Goal of the exercise
Report each line of the data that includes the word "Саха".

Given entries
------------------------------------------------------------

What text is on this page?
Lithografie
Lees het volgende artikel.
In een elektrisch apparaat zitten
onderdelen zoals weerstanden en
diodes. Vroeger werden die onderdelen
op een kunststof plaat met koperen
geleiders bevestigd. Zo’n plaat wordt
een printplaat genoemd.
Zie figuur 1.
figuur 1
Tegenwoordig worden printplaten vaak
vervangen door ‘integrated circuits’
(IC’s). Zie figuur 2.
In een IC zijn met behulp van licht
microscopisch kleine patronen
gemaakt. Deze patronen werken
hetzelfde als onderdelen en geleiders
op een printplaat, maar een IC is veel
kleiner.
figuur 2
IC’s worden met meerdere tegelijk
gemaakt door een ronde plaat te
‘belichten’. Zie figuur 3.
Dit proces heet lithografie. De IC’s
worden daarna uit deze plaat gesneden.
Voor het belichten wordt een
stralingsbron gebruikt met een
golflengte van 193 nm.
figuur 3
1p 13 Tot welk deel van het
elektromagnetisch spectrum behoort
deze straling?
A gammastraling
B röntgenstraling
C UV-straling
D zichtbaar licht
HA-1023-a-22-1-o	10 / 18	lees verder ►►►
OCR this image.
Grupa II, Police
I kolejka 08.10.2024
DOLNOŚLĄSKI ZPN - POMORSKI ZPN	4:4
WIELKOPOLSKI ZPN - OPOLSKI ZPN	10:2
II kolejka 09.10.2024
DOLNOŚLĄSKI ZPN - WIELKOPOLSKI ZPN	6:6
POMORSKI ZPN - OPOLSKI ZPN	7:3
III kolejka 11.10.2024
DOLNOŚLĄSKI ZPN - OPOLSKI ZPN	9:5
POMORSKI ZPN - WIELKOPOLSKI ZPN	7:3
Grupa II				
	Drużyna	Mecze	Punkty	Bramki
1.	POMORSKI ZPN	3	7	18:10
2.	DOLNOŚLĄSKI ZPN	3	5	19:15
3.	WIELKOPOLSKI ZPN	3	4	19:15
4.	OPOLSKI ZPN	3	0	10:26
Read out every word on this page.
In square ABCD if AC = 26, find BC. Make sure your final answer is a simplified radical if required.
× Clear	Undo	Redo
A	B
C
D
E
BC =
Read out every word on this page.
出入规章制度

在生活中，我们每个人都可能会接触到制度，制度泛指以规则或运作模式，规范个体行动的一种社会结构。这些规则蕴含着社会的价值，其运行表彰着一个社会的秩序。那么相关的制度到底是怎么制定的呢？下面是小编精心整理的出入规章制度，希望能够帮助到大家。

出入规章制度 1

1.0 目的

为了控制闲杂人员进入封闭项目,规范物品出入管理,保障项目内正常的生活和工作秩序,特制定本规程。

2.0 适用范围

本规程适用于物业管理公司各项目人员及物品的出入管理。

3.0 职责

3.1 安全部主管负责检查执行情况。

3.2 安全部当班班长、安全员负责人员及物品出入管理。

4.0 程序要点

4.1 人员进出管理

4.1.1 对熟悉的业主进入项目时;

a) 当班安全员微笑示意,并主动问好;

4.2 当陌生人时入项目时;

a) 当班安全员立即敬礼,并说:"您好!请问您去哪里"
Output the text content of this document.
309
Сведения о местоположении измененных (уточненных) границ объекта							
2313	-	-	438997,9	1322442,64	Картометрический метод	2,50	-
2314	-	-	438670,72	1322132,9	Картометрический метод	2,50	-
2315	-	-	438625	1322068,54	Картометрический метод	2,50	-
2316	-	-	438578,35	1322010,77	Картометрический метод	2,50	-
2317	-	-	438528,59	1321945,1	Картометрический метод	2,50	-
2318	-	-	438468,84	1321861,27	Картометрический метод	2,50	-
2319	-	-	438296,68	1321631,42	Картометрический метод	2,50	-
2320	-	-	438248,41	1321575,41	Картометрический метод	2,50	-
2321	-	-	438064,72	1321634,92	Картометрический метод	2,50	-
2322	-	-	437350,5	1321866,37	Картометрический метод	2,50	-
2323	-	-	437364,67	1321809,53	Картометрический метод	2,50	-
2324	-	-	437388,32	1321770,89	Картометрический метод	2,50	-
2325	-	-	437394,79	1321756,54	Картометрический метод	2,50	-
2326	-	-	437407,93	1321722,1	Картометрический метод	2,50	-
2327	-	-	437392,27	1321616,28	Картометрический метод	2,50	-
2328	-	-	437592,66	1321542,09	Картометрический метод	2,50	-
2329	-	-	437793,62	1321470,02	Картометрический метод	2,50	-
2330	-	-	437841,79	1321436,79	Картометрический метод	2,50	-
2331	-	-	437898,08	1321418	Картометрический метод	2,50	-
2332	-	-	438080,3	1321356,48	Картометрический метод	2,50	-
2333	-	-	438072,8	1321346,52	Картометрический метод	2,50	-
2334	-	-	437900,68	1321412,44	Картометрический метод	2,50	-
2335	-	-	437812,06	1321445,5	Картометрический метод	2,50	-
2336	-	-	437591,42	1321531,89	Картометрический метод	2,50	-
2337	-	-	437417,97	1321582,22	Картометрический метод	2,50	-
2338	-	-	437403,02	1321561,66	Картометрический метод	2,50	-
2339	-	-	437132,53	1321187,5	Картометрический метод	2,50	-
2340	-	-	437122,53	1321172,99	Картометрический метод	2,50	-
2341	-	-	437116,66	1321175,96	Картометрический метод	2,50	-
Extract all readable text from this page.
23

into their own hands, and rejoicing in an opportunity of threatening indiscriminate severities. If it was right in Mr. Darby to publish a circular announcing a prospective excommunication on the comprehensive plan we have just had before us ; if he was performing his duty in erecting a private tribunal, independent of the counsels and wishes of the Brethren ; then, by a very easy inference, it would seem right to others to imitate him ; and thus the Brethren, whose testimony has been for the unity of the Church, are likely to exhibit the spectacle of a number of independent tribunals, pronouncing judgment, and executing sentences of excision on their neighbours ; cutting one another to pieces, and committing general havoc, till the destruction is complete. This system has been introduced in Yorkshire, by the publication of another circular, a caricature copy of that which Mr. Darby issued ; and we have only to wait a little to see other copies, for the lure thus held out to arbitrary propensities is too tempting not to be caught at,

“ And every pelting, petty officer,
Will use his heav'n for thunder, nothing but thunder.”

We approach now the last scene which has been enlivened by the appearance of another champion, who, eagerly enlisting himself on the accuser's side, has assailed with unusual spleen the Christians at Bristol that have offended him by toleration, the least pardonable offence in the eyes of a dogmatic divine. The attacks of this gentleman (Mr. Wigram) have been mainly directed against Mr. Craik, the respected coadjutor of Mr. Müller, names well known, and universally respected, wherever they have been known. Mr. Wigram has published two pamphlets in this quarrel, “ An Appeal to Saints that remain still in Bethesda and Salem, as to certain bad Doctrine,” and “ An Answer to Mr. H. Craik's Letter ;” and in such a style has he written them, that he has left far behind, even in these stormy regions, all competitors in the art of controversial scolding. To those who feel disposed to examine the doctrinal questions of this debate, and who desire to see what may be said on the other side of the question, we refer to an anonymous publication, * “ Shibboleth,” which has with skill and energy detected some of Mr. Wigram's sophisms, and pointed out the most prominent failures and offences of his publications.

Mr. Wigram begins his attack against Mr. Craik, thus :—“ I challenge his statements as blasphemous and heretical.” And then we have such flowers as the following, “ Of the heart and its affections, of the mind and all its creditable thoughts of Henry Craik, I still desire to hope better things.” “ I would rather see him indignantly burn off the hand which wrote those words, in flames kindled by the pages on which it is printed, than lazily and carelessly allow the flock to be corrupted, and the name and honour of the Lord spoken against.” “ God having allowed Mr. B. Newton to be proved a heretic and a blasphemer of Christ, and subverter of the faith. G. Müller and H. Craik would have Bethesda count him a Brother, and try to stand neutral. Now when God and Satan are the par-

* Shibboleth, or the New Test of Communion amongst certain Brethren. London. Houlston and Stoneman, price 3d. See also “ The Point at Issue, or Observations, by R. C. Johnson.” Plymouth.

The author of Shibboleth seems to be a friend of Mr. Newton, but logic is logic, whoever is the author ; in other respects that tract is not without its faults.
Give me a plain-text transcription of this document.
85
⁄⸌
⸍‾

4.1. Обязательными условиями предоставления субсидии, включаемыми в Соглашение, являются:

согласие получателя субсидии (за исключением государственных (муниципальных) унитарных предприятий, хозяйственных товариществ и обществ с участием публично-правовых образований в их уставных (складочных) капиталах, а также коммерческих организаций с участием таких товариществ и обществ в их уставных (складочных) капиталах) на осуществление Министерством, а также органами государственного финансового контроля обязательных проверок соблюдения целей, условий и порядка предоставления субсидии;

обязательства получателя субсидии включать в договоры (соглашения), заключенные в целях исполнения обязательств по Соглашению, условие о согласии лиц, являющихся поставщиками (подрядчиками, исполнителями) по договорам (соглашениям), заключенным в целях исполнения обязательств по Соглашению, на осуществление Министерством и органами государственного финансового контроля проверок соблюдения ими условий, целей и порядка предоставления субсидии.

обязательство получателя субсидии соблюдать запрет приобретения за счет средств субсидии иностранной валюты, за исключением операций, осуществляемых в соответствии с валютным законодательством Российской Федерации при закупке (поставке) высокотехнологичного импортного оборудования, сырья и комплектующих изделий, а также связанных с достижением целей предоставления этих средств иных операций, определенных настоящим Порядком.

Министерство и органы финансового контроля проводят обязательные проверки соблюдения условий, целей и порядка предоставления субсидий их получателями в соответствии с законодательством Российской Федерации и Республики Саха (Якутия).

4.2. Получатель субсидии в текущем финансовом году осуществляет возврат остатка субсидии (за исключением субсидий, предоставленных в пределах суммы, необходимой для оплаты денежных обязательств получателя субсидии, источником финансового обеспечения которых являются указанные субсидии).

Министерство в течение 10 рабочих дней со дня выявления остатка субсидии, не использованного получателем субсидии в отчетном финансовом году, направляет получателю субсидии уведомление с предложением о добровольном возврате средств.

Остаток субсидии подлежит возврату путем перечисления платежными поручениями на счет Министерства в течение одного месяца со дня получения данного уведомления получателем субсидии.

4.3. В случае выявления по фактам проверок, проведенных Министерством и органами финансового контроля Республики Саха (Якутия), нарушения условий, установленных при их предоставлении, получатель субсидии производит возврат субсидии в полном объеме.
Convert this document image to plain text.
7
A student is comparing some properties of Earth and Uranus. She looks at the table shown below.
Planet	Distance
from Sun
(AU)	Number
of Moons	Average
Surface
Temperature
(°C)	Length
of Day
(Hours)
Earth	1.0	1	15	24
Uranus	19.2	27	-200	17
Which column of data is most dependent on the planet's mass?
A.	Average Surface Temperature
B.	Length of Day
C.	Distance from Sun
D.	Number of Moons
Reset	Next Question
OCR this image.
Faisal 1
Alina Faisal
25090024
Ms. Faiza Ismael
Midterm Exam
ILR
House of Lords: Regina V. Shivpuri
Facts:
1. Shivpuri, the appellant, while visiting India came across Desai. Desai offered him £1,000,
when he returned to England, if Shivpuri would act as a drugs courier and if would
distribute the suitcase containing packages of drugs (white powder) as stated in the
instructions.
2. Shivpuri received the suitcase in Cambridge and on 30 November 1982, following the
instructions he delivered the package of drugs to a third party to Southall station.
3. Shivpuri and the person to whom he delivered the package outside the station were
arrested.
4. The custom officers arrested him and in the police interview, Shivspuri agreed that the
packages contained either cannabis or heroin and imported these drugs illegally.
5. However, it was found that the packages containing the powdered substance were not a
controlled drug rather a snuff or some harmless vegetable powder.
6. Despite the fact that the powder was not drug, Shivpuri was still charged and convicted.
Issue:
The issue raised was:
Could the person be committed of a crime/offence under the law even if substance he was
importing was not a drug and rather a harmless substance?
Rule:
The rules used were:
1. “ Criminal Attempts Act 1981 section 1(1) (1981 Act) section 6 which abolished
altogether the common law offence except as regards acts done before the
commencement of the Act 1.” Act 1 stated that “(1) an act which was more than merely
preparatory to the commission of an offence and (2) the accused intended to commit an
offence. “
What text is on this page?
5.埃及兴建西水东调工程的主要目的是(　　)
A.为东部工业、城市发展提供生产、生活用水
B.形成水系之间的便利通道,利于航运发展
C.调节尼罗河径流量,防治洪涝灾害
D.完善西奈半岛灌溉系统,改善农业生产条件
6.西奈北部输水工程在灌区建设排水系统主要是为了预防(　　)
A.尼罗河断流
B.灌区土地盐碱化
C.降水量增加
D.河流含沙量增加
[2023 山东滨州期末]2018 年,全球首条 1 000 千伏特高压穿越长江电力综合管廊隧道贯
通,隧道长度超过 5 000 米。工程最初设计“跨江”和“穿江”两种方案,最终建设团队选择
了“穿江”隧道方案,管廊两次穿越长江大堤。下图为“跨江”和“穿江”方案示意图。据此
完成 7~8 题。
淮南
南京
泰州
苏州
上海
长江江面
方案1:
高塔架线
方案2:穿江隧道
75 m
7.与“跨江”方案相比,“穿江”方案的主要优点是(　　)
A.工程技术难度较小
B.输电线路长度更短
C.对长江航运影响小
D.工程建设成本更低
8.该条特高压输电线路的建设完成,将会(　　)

------------------------------------------------------------

Result of this exercise
Министерство и органы финансового контроля проводят обязательные проверки соблюдения условий, целей и порядка предоставления субсидий их получателями в соответствии с законодательством Российской Федерации и Республики Саха (Якутия).
4.3. В случае выявления по фактам проверок, проведенных Министерством и органами финансового контроля Республики Саха (Якутия), нарушения условий, установленных при их предоставлении, получатель субсидии производит возврат субсидии в полном объеме.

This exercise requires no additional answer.